SUPPLIED INFORMATION →

◇ ◇ ◇ ◇ ◇ ◇ ◇

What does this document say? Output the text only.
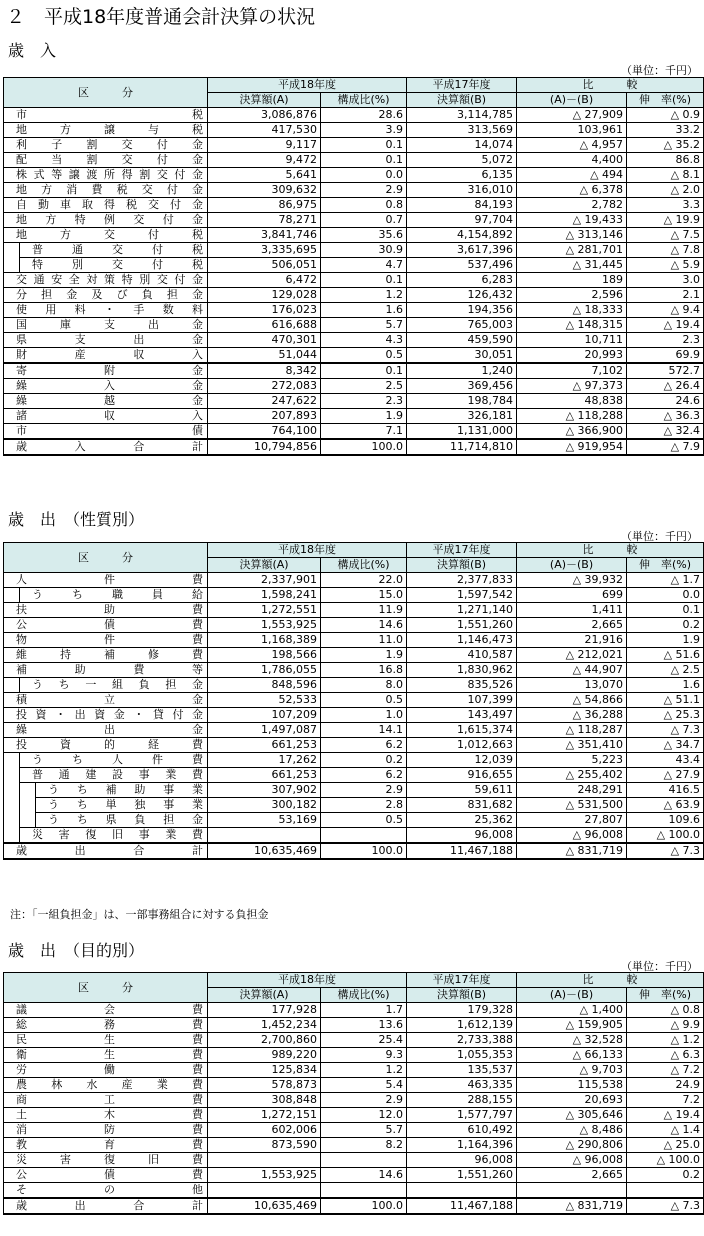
２　平成18年度普通会計決算の状況
歳　入
（単位：千円）
区　　　分		平成18年度		平成17年度	比　　　較	
		決算額(A)	構成比(%)	決算額(B)	(A)－(B)	伸　率(%)
市税		3,086,876	28.6	3,114,785	△ 27,909	△ 0.9
地方譲与税		417,530	3.9	313,569	103,961	33.2
利子割交付金		9,117	0.1	14,074	△ 4,957	△ 35.2
配当割交付金		9,472	0.1	5,072	4,400	86.8
株式等譲渡所得割交付金		5,641	0.0	6,135	△ 494	△ 8.1
地方消費税交付金		309,632	2.9	316,010	△ 6,378	△ 2.0
自動車取得税交付金		86,975	0.8	84,193	2,782	3.3
地方特例交付金		78,271	0.7	97,704	△ 19,433	△ 19.9
地方交付税		3,841,746	35.6	4,154,892	△ 313,146	△ 7.5
	普通交付税	3,335,695	30.9	3,617,396	△ 281,701	△ 7.8
	特別交付税	506,051	4.7	537,496	△ 31,445	△ 5.9
交通安全対策特別交付金		6,472	0.1	6,283	189	3.0
分担金及び負担金		129,028	1.2	126,432	2,596	2.1
使用料・手数料		176,023	1.6	194,356	△ 18,333	△ 9.4
国庫支出金		616,688	5.7	765,003	△ 148,315	△ 19.4
県支出金		470,301	4.3	459,590	10,711	2.3
財産収入		51,044	0.5	30,051	20,993	69.9
寄附金		8,342	0.1	1,240	7,102	572.7
繰入金		272,083	2.5	369,456	△ 97,373	△ 26.4
繰越金		247,622	2.3	198,784	48,838	24.6
諸収入		207,893	1.9	326,181	△ 118,288	△ 36.3
市債		764,100	7.1	1,131,000	△ 366,900	△ 32.4
歳入合計		10,794,856	100.0	11,714,810	△ 919,954	△ 7.9
歳　出　（性質別）
（単位：千円）
区　　　分			平成18年度		平成17年度	比　　　較	
			決算額(A)	構成比(%)	決算額(B)	(A)－(B)	伸　率(%)
人件費			2,337,901	22.0	2,377,833	△ 39,932	△ 1.7
	うち職員給		1,598,241	15.0	1,597,542	699	0.0
扶助費			1,272,551	11.9	1,271,140	1,411	0.1
公債費			1,553,925	14.6	1,551,260	2,665	0.2
物件費			1,168,389	11.0	1,146,473	21,916	1.9
維持補修費			198,566	1.9	410,587	△ 212,021	△ 51.6
補助費等			1,786,055	16.8	1,830,962	△ 44,907	△ 2.5
	うち一組負担金		848,596	8.0	835,526	13,070	1.6
積立金			52,533	0.5	107,399	△ 54,866	△ 51.1
投資・出資金・貸付金			107,209	1.0	143,497	△ 36,288	△ 25.3
繰出金			1,497,087	14.1	1,615,374	△ 118,287	△ 7.3
投資的経費			661,253	6.2	1,012,663	△ 351,410	△ 34.7
	うち人件費		17,262	0.2	12,039	5,223	43.4
	普通建設事業費		661,253	6.2	916,655	△ 255,402	△ 27.9
		うち補助事業	307,902	2.9	59,611	248,291	416.5
		うち単独事業	300,182	2.8	831,682	△ 531,500	△ 63.9
		うち県負担金	53,169	0.5	25,362	27,807	109.6
	災害復旧事業費				96,008	△ 96,008	△ 100.0
歳出合計			10,635,469	100.0	11,467,188	△ 831,719	△ 7.3
注：「一組負担金」は、一部事務組合に対する負担金
歳　出　（目的別）
（単位：千円）
区　　　分	平成18年度		平成17年度	比　　　較	
	決算額(A)	構成比(%)	決算額(B)	(A)－(B)	伸　率(%)
議会費	177,928	1.7	179,328	△ 1,400	△ 0.8
総務費	1,452,234	13.6	1,612,139	△ 159,905	△ 9.9
民生費	2,700,860	25.4	2,733,388	△ 32,528	△ 1.2
衛生費	989,220	9.3	1,055,353	△ 66,133	△ 6.3
労働費	125,834	1.2	135,537	△ 9,703	△ 7.2
農林水産業費	578,873	5.4	463,335	115,538	24.9
商工費	308,848	2.9	288,155	20,693	7.2
土木費	1,272,151	12.0	1,577,797	△ 305,646	△ 19.4
消防費	602,006	5.7	610,492	△ 8,486	△ 1.4
教育費	873,590	8.2	1,164,396	△ 290,806	△ 25.0
災害復旧費			96,008	△ 96,008	△ 100.0
公債費	1,553,925	14.6	1,551,260	2,665	0.2
その他					
歳出合計	10,635,469	100.0	11,467,188	△ 831,719	△ 7.3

◇ ◇ ◇ ◇ ◇ ◇ ◇

STATED EXERCISE → The records above should be reproduced exactly, with no pictures included.

FINAL ANSWER →
What does this document say? Output the text only.
２　平成18年度普通会計決算の状況
歳　入
（単位：千円）
区　　　分		平成18年度		平成17年度	比　　　較	
		決算額(A)	構成比(%)	決算額(B)	(A)－(B)	伸　率(%)
市税		3,086,876	28.6	3,114,785	△ 27,909	△ 0.9
地方譲与税		417,530	3.9	313,569	103,961	33.2
利子割交付金		9,117	0.1	14,074	△ 4,957	△ 35.2
配当割交付金		9,472	0.1	5,072	4,400	86.8
株式等譲渡所得割交付金		5,641	0.0	6,135	△ 494	△ 8.1
地方消費税交付金		309,632	2.9	316,010	△ 6,378	△ 2.0
自動車取得税交付金		86,975	0.8	84,193	2,782	3.3
地方特例交付金		78,271	0.7	97,704	△ 19,433	△ 19.9
地方交付税		3,841,746	35.6	4,154,892	△ 313,146	△ 7.5
	普通交付税	3,335,695	30.9	3,617,396	△ 281,701	△ 7.8
	特別交付税	506,051	4.7	537,496	△ 31,445	△ 5.9
交通安全対策特別交付金		6,472	0.1	6,283	189	3.0
分担金及び負担金		129,028	1.2	126,432	2,596	2.1
使用料・手数料		176,023	1.6	194,356	△ 18,333	△ 9.4
国庫支出金		616,688	5.7	765,003	△ 148,315	△ 19.4
県支出金		470,301	4.3	459,590	10,711	2.3
財産収入		51,044	0.5	30,051	20,993	69.9
寄附金		8,342	0.1	1,240	7,102	572.7
繰入金		272,083	2.5	369,456	△ 97,373	△ 26.4
繰越金		247,622	2.3	198,784	48,838	24.6
諸収入		207,893	1.9	326,181	△ 118,288	△ 36.3
市債		764,100	7.1	1,131,000	△ 366,900	△ 32.4
歳入合計		10,794,856	100.0	11,714,810	△ 919,954	△ 7.9
歳　出　（性質別）
（単位：千円）
区　　　分			平成18年度		平成17年度	比　　　較	
			決算額(A)	構成比(%)	決算額(B)	(A)－(B)	伸　率(%)
人件費			2,337,901	22.0	2,377,833	△ 39,932	△ 1.7
	うち職員給		1,598,241	15.0	1,597,542	699	0.0
扶助費			1,272,551	11.9	1,271,140	1,411	0.1
公債費			1,553,925	14.6	1,551,260	2,665	0.2
物件費			1,168,389	11.0	1,146,473	21,916	1.9
維持補修費			198,566	1.9	410,587	△ 212,021	△ 51.6
補助費等			1,786,055	16.8	1,830,962	△ 44,907	△ 2.5
	うち一組負担金		848,596	8.0	835,526	13,070	1.6
積立金			52,533	0.5	107,399	△ 54,866	△ 51.1
投資・出資金・貸付金			107,209	1.0	143,497	△ 36,288	△ 25.3
繰出金			1,497,087	14.1	1,615,374	△ 118,287	△ 7.3
投資的経費			661,253	6.2	1,012,663	△ 351,410	△ 34.7
	うち人件費		17,262	0.2	12,039	5,223	43.4
	普通建設事業費		661,253	6.2	916,655	△ 255,402	△ 27.9
		うち補助事業	307,902	2.9	59,611	248,291	416.5
		うち単独事業	300,182	2.8	831,682	△ 531,500	△ 63.9
		うち県負担金	53,169	0.5	25,362	27,807	109.6
	災害復旧事業費				96,008	△ 96,008	△ 100.0
歳出合計			10,635,469	100.0	11,467,188	△ 831,719	△ 7.3
注：「一組負担金」は、一部事務組合に対する負担金
歳　出　（目的別）
（単位：千円）
区　　　分	平成18年度		平成17年度	比　　　較	
	決算額(A)	構成比(%)	決算額(B)	(A)－(B)	伸　率(%)
議会費	177,928	1.7	179,328	△ 1,400	△ 0.8
総務費	1,452,234	13.6	1,612,139	△ 159,905	△ 9.9
民生費	2,700,860	25.4	2,733,388	△ 32,528	△ 1.2
衛生費	989,220	9.3	1,055,353	△ 66,133	△ 6.3
労働費	125,834	1.2	135,537	△ 9,703	△ 7.2
農林水産業費	578,873	5.4	463,335	115,538	24.9
商工費	308,848	2.9	288,155	20,693	7.2
土木費	1,272,151	12.0	1,577,797	△ 305,646	△ 19.4
消防費	602,006	5.7	610,492	△ 8,486	△ 1.4
教育費	873,590	8.2	1,164,396	△ 290,806	△ 25.0
災害復旧費			96,008	△ 96,008	△ 100.0
公債費	1,553,925	14.6	1,551,260	2,665	0.2
その他					
歳出合計	10,635,469	100.0	11,467,188	△ 831,719	△ 7.3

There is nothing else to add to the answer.